## EXERCISE TASK
Repeat exactly the lines that run from the one containing "OCR this image." to the end of the data, and leave out all others.

## EXTRACTED RECORDS
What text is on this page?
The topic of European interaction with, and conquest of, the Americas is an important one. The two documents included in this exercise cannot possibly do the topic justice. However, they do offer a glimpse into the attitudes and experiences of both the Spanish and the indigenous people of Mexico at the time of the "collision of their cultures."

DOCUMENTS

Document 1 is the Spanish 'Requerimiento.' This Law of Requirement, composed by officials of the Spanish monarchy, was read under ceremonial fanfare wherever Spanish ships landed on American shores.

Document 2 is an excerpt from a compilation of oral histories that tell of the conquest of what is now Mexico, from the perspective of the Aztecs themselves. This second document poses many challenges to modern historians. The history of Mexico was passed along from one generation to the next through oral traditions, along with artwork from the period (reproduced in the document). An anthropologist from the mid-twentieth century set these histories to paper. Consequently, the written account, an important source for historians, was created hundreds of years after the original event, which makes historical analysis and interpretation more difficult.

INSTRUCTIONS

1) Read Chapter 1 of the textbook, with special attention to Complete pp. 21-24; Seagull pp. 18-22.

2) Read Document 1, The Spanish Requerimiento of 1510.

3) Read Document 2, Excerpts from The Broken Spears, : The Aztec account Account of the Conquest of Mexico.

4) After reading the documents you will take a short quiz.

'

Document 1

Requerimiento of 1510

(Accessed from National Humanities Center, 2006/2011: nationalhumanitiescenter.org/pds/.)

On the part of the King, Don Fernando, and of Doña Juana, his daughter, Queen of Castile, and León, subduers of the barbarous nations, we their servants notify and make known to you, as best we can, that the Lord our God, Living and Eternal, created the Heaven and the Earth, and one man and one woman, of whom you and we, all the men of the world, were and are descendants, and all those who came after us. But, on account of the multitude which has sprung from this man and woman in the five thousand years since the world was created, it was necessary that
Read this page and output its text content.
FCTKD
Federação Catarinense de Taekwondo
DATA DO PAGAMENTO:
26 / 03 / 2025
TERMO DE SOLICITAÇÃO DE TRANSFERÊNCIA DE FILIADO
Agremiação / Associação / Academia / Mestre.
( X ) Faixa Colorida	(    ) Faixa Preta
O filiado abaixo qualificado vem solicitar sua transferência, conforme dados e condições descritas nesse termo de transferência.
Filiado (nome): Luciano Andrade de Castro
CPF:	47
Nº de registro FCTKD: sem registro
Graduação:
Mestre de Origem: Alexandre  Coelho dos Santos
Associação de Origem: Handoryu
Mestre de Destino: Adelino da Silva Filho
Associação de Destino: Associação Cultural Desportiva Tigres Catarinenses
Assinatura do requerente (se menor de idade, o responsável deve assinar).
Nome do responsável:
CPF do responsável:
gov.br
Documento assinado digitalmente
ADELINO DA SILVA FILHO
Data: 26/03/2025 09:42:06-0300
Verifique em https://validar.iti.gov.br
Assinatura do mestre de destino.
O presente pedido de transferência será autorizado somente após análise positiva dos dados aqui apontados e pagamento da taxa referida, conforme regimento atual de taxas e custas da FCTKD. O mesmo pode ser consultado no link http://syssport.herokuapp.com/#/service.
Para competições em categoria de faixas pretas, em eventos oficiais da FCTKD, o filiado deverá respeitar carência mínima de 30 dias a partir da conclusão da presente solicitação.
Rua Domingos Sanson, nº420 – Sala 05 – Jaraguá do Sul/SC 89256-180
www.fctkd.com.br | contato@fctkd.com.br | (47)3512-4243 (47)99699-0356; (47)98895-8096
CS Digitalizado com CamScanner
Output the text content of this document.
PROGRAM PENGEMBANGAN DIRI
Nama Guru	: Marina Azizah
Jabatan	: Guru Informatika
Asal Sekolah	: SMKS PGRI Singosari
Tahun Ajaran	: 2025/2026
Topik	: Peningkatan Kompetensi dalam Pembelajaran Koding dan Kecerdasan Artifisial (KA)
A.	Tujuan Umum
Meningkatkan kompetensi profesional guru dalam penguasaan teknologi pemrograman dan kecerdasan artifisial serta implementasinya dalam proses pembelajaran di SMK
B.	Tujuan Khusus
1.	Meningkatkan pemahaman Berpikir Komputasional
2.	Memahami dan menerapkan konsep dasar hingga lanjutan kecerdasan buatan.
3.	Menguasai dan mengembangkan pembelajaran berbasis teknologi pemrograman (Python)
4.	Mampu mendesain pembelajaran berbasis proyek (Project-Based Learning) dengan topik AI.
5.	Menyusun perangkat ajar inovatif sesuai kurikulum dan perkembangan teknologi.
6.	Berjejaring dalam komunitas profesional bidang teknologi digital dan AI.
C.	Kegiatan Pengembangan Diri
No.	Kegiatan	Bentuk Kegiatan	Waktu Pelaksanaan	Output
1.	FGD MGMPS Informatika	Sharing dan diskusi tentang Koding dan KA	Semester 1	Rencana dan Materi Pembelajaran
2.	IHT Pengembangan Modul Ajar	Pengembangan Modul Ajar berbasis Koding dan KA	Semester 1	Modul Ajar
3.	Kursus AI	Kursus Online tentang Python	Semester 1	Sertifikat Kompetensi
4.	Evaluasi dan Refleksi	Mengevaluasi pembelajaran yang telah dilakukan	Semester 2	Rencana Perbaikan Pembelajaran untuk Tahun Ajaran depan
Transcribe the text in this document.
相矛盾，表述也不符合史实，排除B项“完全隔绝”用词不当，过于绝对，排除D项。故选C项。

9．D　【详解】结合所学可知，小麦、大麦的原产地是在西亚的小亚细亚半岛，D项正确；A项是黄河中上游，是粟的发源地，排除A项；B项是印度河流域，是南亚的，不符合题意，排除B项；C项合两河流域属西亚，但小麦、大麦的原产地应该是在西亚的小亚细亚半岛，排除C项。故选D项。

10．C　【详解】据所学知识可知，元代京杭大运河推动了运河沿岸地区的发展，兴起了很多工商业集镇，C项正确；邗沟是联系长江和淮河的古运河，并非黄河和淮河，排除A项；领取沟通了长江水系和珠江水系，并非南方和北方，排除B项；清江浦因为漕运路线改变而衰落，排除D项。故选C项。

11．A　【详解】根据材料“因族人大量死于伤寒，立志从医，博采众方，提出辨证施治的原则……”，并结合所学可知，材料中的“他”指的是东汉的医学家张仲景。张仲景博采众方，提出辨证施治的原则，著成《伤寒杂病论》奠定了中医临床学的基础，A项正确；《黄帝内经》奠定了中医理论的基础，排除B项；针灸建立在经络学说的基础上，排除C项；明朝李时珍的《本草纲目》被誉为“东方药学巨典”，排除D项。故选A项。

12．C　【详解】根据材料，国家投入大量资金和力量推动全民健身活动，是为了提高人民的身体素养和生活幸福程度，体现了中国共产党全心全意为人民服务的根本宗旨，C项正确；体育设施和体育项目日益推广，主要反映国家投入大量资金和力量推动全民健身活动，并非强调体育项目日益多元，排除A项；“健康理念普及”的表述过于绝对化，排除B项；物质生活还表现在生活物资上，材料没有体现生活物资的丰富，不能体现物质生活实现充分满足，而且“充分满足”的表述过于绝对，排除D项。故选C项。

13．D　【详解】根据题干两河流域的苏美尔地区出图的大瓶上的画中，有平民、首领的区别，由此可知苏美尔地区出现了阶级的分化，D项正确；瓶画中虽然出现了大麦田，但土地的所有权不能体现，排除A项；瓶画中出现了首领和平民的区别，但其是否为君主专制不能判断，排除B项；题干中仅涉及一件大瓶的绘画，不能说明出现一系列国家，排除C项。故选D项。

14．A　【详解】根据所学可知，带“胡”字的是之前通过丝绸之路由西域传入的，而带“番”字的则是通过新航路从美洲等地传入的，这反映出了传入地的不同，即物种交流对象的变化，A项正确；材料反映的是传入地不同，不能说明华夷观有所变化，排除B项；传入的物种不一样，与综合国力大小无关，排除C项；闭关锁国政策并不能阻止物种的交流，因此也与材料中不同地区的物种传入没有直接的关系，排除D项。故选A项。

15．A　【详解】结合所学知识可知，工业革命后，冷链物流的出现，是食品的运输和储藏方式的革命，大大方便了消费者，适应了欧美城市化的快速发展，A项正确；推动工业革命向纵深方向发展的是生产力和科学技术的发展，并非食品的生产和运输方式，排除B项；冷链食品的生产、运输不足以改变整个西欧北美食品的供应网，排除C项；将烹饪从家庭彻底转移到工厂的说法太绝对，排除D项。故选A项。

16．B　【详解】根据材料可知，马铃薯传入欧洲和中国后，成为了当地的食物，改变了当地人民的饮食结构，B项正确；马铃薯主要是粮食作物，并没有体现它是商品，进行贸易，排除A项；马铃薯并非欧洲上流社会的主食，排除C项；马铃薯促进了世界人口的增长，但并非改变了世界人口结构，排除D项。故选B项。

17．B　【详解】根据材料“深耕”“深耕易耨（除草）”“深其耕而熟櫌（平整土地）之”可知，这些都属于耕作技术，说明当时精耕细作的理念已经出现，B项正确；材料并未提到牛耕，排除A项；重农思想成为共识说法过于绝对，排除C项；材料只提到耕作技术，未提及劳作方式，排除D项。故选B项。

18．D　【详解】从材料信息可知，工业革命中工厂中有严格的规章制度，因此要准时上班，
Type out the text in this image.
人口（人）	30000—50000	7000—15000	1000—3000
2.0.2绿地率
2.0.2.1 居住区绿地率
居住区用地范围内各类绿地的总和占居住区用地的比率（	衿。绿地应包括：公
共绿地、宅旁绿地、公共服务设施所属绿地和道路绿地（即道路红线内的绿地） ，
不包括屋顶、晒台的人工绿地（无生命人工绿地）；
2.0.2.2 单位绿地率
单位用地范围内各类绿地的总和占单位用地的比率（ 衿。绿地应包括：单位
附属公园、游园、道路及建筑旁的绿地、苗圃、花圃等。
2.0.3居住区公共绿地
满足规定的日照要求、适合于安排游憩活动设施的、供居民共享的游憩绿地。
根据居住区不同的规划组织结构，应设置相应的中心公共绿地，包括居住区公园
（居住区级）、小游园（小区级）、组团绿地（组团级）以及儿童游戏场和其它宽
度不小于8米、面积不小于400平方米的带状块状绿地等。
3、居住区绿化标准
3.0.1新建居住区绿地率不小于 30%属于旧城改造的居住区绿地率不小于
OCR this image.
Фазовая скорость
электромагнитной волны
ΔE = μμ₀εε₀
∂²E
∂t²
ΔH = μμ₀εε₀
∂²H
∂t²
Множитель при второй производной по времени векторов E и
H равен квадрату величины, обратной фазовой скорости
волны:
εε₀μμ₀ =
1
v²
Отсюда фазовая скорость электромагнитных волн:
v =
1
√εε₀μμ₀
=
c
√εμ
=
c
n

## OUTPUT OF THE TASK
OCR this image.
Фазовая скорость
электромагнитной волны
ΔE = μμ₀εε₀
∂²E
∂t²
ΔH = μμ₀εε₀
∂²H
∂t²
Множитель при второй производной по времени векторов E и
H равен квадрату величины, обратной фазовой скорости
волны:
εε₀μμ₀ =
1
v²
Отсюда фазовая скорость электромагнитных волн:
v =
1
√εε₀μμ₀
=
c
√εμ
=
c
n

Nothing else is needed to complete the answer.